LISTED RECORDS:

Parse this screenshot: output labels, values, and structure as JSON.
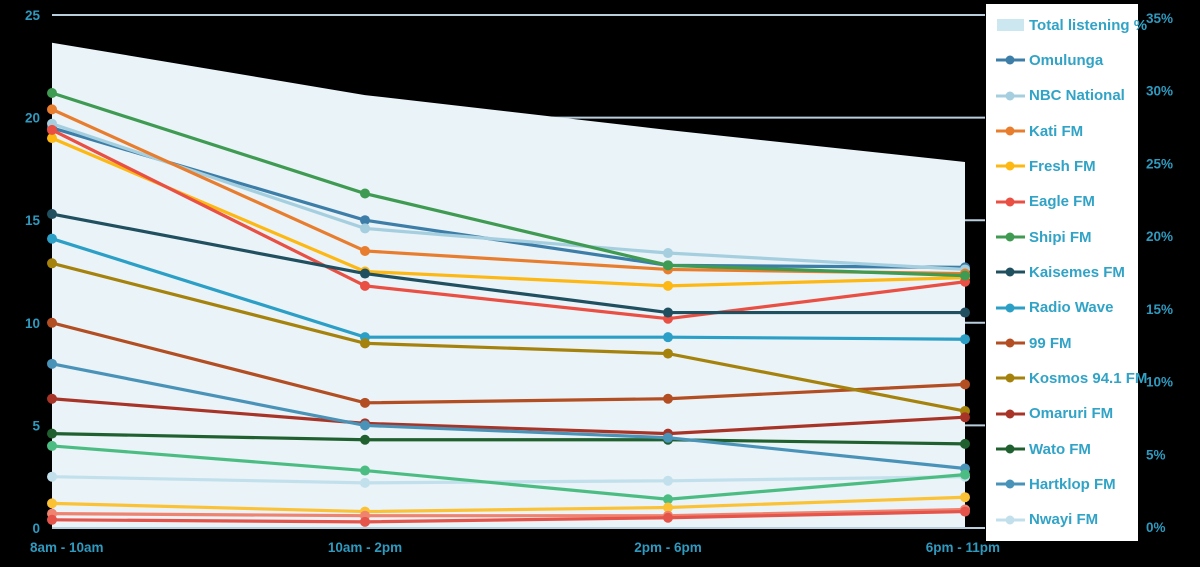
{
  "chart_data": {
    "type": "line",
    "categories": [
      "8am - 10am",
      "10am - 2pm",
      "2pm - 6pm",
      "6pm - 11pm"
    ],
    "left_axis": {
      "ticks": [
        0,
        5,
        10,
        15,
        20,
        25
      ],
      "range": [
        0,
        25
      ]
    },
    "right_axis": {
      "ticks": [
        "0%",
        "5%",
        "10%",
        "15%",
        "20%",
        "25%",
        "30%",
        "35%"
      ],
      "range": [
        0,
        35
      ]
    },
    "grid": true,
    "legend_position": "right",
    "area_series": {
      "name": "Total listening %",
      "axis": "right",
      "fill_color": "#e9f3f8",
      "legend_swatch_color": "#cde7f1",
      "values_percent": [
        33.3,
        29.7,
        27.3,
        25.1
      ]
    },
    "series": [
      {
        "name": "Omulunga",
        "color": "#3d7ea8",
        "in_legend": true,
        "values": [
          19.5,
          15.0,
          12.8,
          12.7
        ]
      },
      {
        "name": "NBC National",
        "color": "#a5cfdf",
        "in_legend": true,
        "values": [
          19.7,
          14.6,
          13.4,
          12.6
        ]
      },
      {
        "name": "Kati FM",
        "color": "#e87d2e",
        "in_legend": true,
        "values": [
          20.4,
          13.5,
          12.6,
          12.4
        ]
      },
      {
        "name": "Fresh FM",
        "color": "#fdb813",
        "in_legend": true,
        "values": [
          19.0,
          12.5,
          11.8,
          12.2
        ]
      },
      {
        "name": "Eagle FM",
        "color": "#e94f43",
        "in_legend": true,
        "values": [
          19.4,
          11.8,
          10.2,
          12.0
        ]
      },
      {
        "name": "Shipi FM",
        "color": "#3f9b51",
        "in_legend": true,
        "values": [
          21.2,
          16.3,
          12.8,
          12.3
        ]
      },
      {
        "name": "Kaisemes FM",
        "color": "#20505f",
        "in_legend": true,
        "values": [
          15.3,
          12.4,
          10.5,
          10.5
        ]
      },
      {
        "name": "Radio Wave",
        "color": "#2b9fc6",
        "in_legend": true,
        "values": [
          14.1,
          9.3,
          9.3,
          9.2
        ]
      },
      {
        "name": "99 FM",
        "color": "#b24e22",
        "in_legend": true,
        "values": [
          10.0,
          6.1,
          6.3,
          7.0
        ]
      },
      {
        "name": "Kosmos 94.1 FM",
        "color": "#a5820b",
        "in_legend": true,
        "values": [
          12.9,
          9.0,
          8.5,
          5.7
        ]
      },
      {
        "name": "Omaruri FM",
        "color": "#a83428",
        "in_legend": true,
        "values": [
          6.3,
          5.1,
          4.6,
          5.4
        ]
      },
      {
        "name": "Wato FM",
        "color": "#20602f",
        "in_legend": true,
        "values": [
          4.6,
          4.3,
          4.3,
          4.1
        ]
      },
      {
        "name": "Hartklop FM",
        "color": "#4a93b8",
        "in_legend": true,
        "values": [
          8.0,
          5.0,
          4.4,
          2.9
        ]
      },
      {
        "name": "Nwayi FM",
        "color": "#c2e0ec",
        "in_legend": true,
        "values": [
          2.5,
          2.2,
          2.3,
          2.5
        ]
      },
      {
        "name": "",
        "color": "#4cbd82",
        "in_legend": false,
        "values": [
          4.0,
          2.8,
          1.4,
          2.6
        ]
      },
      {
        "name": "",
        "color": "#fcc235",
        "in_legend": false,
        "values": [
          1.2,
          0.8,
          1.0,
          1.5
        ]
      },
      {
        "name": "",
        "color": "#f0836f",
        "in_legend": false,
        "values": [
          0.7,
          0.6,
          0.6,
          0.9
        ]
      },
      {
        "name": "",
        "color": "#e4544a",
        "in_legend": false,
        "values": [
          0.4,
          0.3,
          0.5,
          0.8
        ]
      }
    ],
    "style": {
      "axis_text_color": "#2e9abf",
      "legend_text_color": "#31a3c6",
      "gridline_color": "#b8cedd",
      "legend_background": "#ffffff",
      "chart_background": "#000000"
    }
  }
}
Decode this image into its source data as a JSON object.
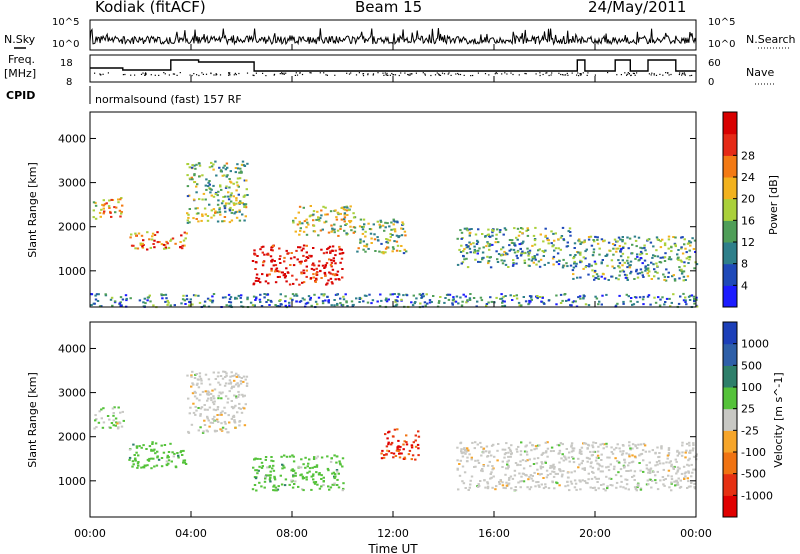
{
  "header": {
    "station": "Kodiak (fitACF)",
    "beam": "Beam 15",
    "date": "24/May/2011",
    "nsky_label": "N.Sky",
    "nsky_tick_top": "10^5",
    "nsky_tick_bottom": "10^0",
    "nsearch_label": "N.Search",
    "nsearch_tick_top": "10^5",
    "nsearch_tick_bottom": "10^0",
    "freq_label": "Freq.",
    "freq_unit": "[MHz]",
    "freq_tick_top": "18",
    "freq_tick_bottom": "8",
    "nave_label": "Nave",
    "nave_tick_top": "60",
    "nave_tick_bottom": "0",
    "cpid_label": "CPID",
    "cpid_value": "normalsound (fast) 157 RF"
  },
  "chart_data": [
    {
      "type": "heatmap",
      "title": "",
      "ylabel": "Slant Range [km]",
      "ylim": [
        180,
        4600
      ],
      "yticks": [
        "1000",
        "2000",
        "3000",
        "4000"
      ],
      "colorbar": {
        "label": "Power [dB]",
        "range": [
          0,
          32
        ],
        "ticks": [
          "4",
          "8",
          "12",
          "16",
          "20",
          "24",
          "28"
        ],
        "colors": [
          "#1c1cff",
          "#1f49b8",
          "#2e7f8a",
          "#4f9e58",
          "#aad03a",
          "#f2b21e",
          "#f37a14",
          "#e52a16",
          "#d80000"
        ]
      },
      "echo_regions": [
        {
          "t0": 0.1,
          "t1": 1.3,
          "r0": 2200,
          "r1": 2700,
          "level": 0.6
        },
        {
          "t0": 1.5,
          "t1": 3.8,
          "r0": 1500,
          "r1": 1900,
          "level": 0.7
        },
        {
          "t0": 3.8,
          "t1": 6.2,
          "r0": 2100,
          "r1": 3500,
          "level": 0.45
        },
        {
          "t0": 6.4,
          "t1": 10.0,
          "r0": 700,
          "r1": 1600,
          "level": 0.95
        },
        {
          "t0": 8.0,
          "t1": 10.5,
          "r0": 1800,
          "r1": 2500,
          "level": 0.5
        },
        {
          "t0": 10.5,
          "t1": 12.5,
          "r0": 1400,
          "r1": 2200,
          "level": 0.45
        },
        {
          "t0": 14.5,
          "t1": 19.0,
          "r0": 1100,
          "r1": 2000,
          "level": 0.35
        },
        {
          "t0": 19.0,
          "t1": 24.0,
          "r0": 800,
          "r1": 1800,
          "level": 0.35
        },
        {
          "t0": 0.0,
          "t1": 24.0,
          "r0": 200,
          "r1": 500,
          "level": 0.25
        }
      ]
    },
    {
      "type": "heatmap",
      "title": "",
      "ylabel": "Slant Range [km]",
      "xlabel": "Time UT",
      "xlim": [
        0,
        24
      ],
      "xticks": [
        "00:00",
        "04:00",
        "08:00",
        "12:00",
        "16:00",
        "20:00",
        "00:00"
      ],
      "ylim": [
        180,
        4600
      ],
      "yticks": [
        "1000",
        "2000",
        "3000",
        "4000"
      ],
      "colorbar": {
        "label": "Velocity [m s^-1]",
        "ticks": [
          "1000",
          "500",
          "100",
          "25",
          "-25",
          "-100",
          "-500",
          "-1000"
        ],
        "colors": [
          "#1c3fb8",
          "#2e5fa8",
          "#2e7f6a",
          "#55c23a",
          "#c8c8c4",
          "#f6a52a",
          "#f07312",
          "#e63012",
          "#e00000"
        ]
      },
      "echo_regions": [
        {
          "t0": 0.1,
          "t1": 1.3,
          "r0": 2200,
          "r1": 2700,
          "class": "slow-positive"
        },
        {
          "t0": 1.5,
          "t1": 3.8,
          "r0": 1300,
          "r1": 1900,
          "class": "positive"
        },
        {
          "t0": 3.8,
          "t1": 6.2,
          "r0": 2100,
          "r1": 3500,
          "class": "ground"
        },
        {
          "t0": 6.4,
          "t1": 10.0,
          "r0": 800,
          "r1": 1600,
          "class": "positive"
        },
        {
          "t0": 11.5,
          "t1": 13.0,
          "r0": 1500,
          "r1": 2200,
          "class": "negative"
        },
        {
          "t0": 14.5,
          "t1": 24.0,
          "r0": 800,
          "r1": 1900,
          "class": "ground"
        }
      ]
    }
  ]
}
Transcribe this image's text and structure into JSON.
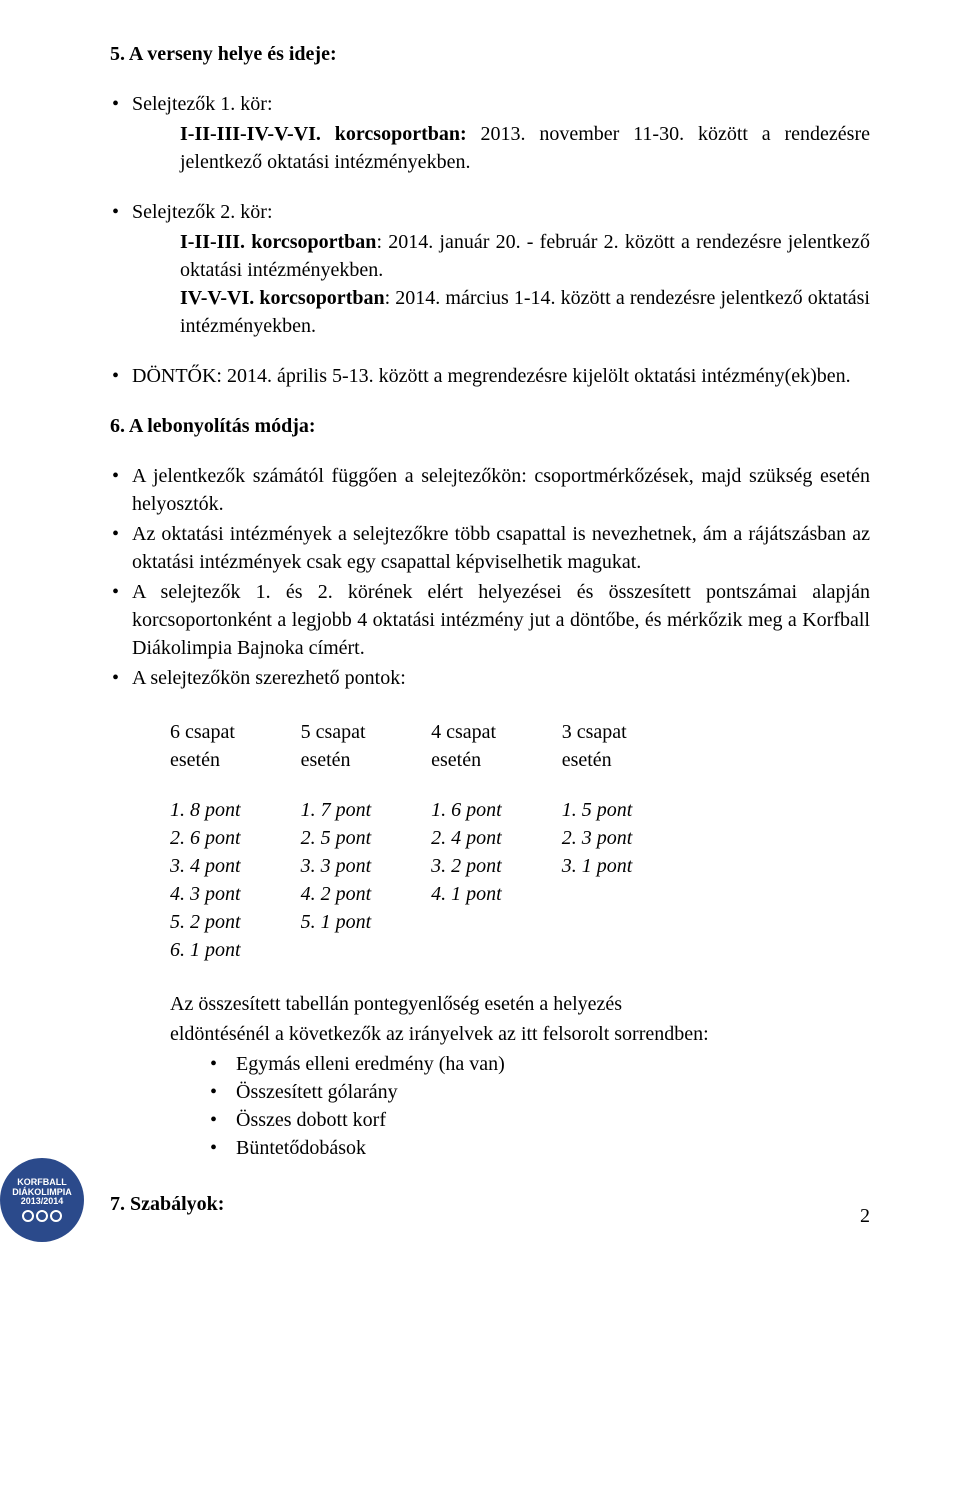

SHORT TASK: Read through the data and copy every line where "level" shows up.

THE RESPONSE:
          "level": 0.6
          "level": 0.7
          "level": 0.45
          "level": 0.95
          "level": 0.5
          "level": 0.45
          "level": 0.35
          "level": 0.35
          "level": 0.25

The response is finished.